Request:
The records underneath are to be repeated exactly, with the pictures left out.

Information supplied:
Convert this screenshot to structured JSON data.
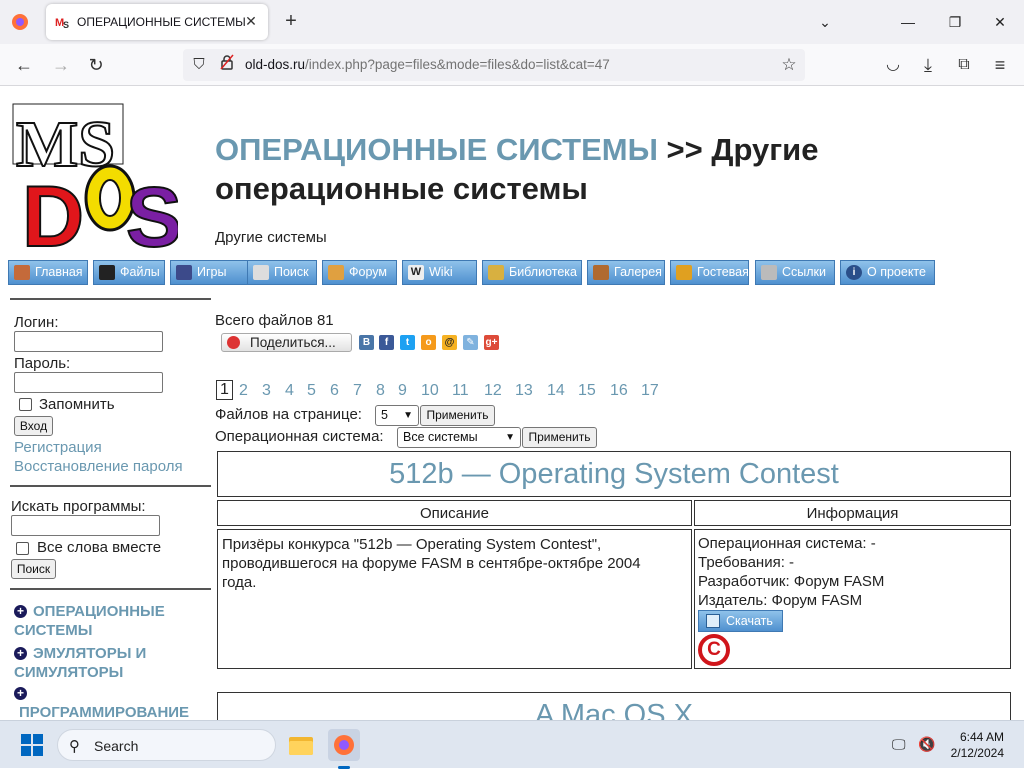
{
  "browser": {
    "tab_title": "ОПЕРАЦИОННЫЕ СИСТЕМЫ >> Други",
    "url_host": "old-dos.ru",
    "url_path": "/index.php?page=files&mode=files&do=list&cat=47"
  },
  "header": {
    "title_link": "ОПЕРАЦИОННЫЕ СИСТЕМЫ",
    "title_rest": " >> Другие операционные системы",
    "subtitle": "Другие системы"
  },
  "menu": [
    {
      "label": "Главная",
      "icon": "home-icon",
      "color": "#c46a3a"
    },
    {
      "label": "Файлы",
      "icon": "terminal-icon",
      "color": "#222222"
    },
    {
      "label": "Игры",
      "icon": "space-invader-icon",
      "color": "#3c4a8a"
    },
    {
      "label": "Поиск",
      "icon": "magnifier-icon",
      "color": "#dddddd"
    },
    {
      "label": "Форум",
      "icon": "user-icon",
      "color": "#e0a040"
    },
    {
      "label": "Wiki",
      "icon": "wikipedia-icon",
      "color": "#eeeeee"
    },
    {
      "label": "Библиотека",
      "icon": "book-icon",
      "color": "#d8b040"
    },
    {
      "label": "Галерея",
      "icon": "picture-icon",
      "color": "#b06a30"
    },
    {
      "label": "Гостевая",
      "icon": "guestbook-icon",
      "color": "#e0a020"
    },
    {
      "label": "Ссылки",
      "icon": "link-icon",
      "color": "#bbbbbb"
    },
    {
      "label": "О проекте",
      "icon": "info-icon",
      "color": "#2a4f8a"
    }
  ],
  "sidebar": {
    "login_label": "Логин:",
    "password_label": "Пароль:",
    "remember_label": "Запомнить",
    "login_button": "Вход",
    "register_link": "Регистрация",
    "restore_link": "Восстановление пароля",
    "search_label": "Искать программы:",
    "all_words_label": "Все слова вместе",
    "search_button": "Поиск",
    "categories": [
      "ОПЕРАЦИОННЫЕ СИСТЕМЫ",
      "ЭМУЛЯТОРЫ И СИМУЛЯТОРЫ",
      "ПРОГРАММИРОВАНИЕ"
    ]
  },
  "content": {
    "total_files": "Всего файлов 81",
    "share_button": "Поделиться...",
    "pages": [
      "1",
      "2",
      "3",
      "4",
      "5",
      "6",
      "7",
      "8",
      "9",
      "10",
      "11",
      "12",
      "13",
      "14",
      "15",
      "16",
      "17"
    ],
    "current_page": "1",
    "per_page_label": "Файлов на странице:",
    "per_page_value": "5",
    "apply_button": "Применить",
    "os_label": "Операционная система:",
    "os_value": "Все системы",
    "apply_button_2": "Применить",
    "program": {
      "title": "512b — Operating System Contest",
      "col_desc": "Описание",
      "col_info": "Информация",
      "description": "Призёры конкурса \"512b — Operating System Contest\", проводившегося на форуме FASM в сентябре-октябре 2004 года.",
      "os": "Операционная система: -",
      "requirements": "Требования: -",
      "developer": "Разработчик: Форум FASM",
      "publisher": "Издатель: Форум FASM",
      "download_button": "Скачать"
    },
    "next_program_title": "A Mac OS X"
  },
  "taskbar": {
    "search_placeholder": "Search",
    "time": "6:44 AM",
    "date": "2/12/2024"
  }
}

Written answer:
Convert this screenshot to structured JSON data.
{
  "browser": {
    "tab_title": "ОПЕРАЦИОННЫЕ СИСТЕМЫ >> Други",
    "url_host": "old-dos.ru",
    "url_path": "/index.php?page=files&mode=files&do=list&cat=47"
  },
  "header": {
    "title_link": "ОПЕРАЦИОННЫЕ СИСТЕМЫ",
    "title_rest": " >> Другие операционные системы",
    "subtitle": "Другие системы"
  },
  "menu": [
    {
      "label": "Главная",
      "icon": "home-icon",
      "color": "#c46a3a"
    },
    {
      "label": "Файлы",
      "icon": "terminal-icon",
      "color": "#222222"
    },
    {
      "label": "Игры",
      "icon": "space-invader-icon",
      "color": "#3c4a8a"
    },
    {
      "label": "Поиск",
      "icon": "magnifier-icon",
      "color": "#dddddd"
    },
    {
      "label": "Форум",
      "icon": "user-icon",
      "color": "#e0a040"
    },
    {
      "label": "Wiki",
      "icon": "wikipedia-icon",
      "color": "#eeeeee"
    },
    {
      "label": "Библиотека",
      "icon": "book-icon",
      "color": "#d8b040"
    },
    {
      "label": "Галерея",
      "icon": "picture-icon",
      "color": "#b06a30"
    },
    {
      "label": "Гостевая",
      "icon": "guestbook-icon",
      "color": "#e0a020"
    },
    {
      "label": "Ссылки",
      "icon": "link-icon",
      "color": "#bbbbbb"
    },
    {
      "label": "О проекте",
      "icon": "info-icon",
      "color": "#2a4f8a"
    }
  ],
  "sidebar": {
    "login_label": "Логин:",
    "password_label": "Пароль:",
    "remember_label": "Запомнить",
    "login_button": "Вход",
    "register_link": "Регистрация",
    "restore_link": "Восстановление пароля",
    "search_label": "Искать программы:",
    "all_words_label": "Все слова вместе",
    "search_button": "Поиск",
    "categories": [
      "ОПЕРАЦИОННЫЕ СИСТЕМЫ",
      "ЭМУЛЯТОРЫ И СИМУЛЯТОРЫ",
      "ПРОГРАММИРОВАНИЕ"
    ]
  },
  "content": {
    "total_files": "Всего файлов 81",
    "share_button": "Поделиться...",
    "pages": [
      "1",
      "2",
      "3",
      "4",
      "5",
      "6",
      "7",
      "8",
      "9",
      "10",
      "11",
      "12",
      "13",
      "14",
      "15",
      "16",
      "17"
    ],
    "current_page": "1",
    "per_page_label": "Файлов на странице:",
    "per_page_value": "5",
    "apply_button": "Применить",
    "os_label": "Операционная система:",
    "os_value": "Все системы",
    "apply_button_2": "Применить",
    "program": {
      "title": "512b — Operating System Contest",
      "col_desc": "Описание",
      "col_info": "Информация",
      "description": "Призёры конкурса \"512b — Operating System Contest\", проводившегося на форуме FASM в сентябре-октябре 2004 года.",
      "os": "Операционная система: -",
      "requirements": "Требования: -",
      "developer": "Разработчик: Форум FASM",
      "publisher": "Издатель: Форум FASM",
      "download_button": "Скачать"
    },
    "next_program_title": "A Mac OS X"
  },
  "taskbar": {
    "search_placeholder": "Search",
    "time": "6:44 AM",
    "date": "2/12/2024"
  }
}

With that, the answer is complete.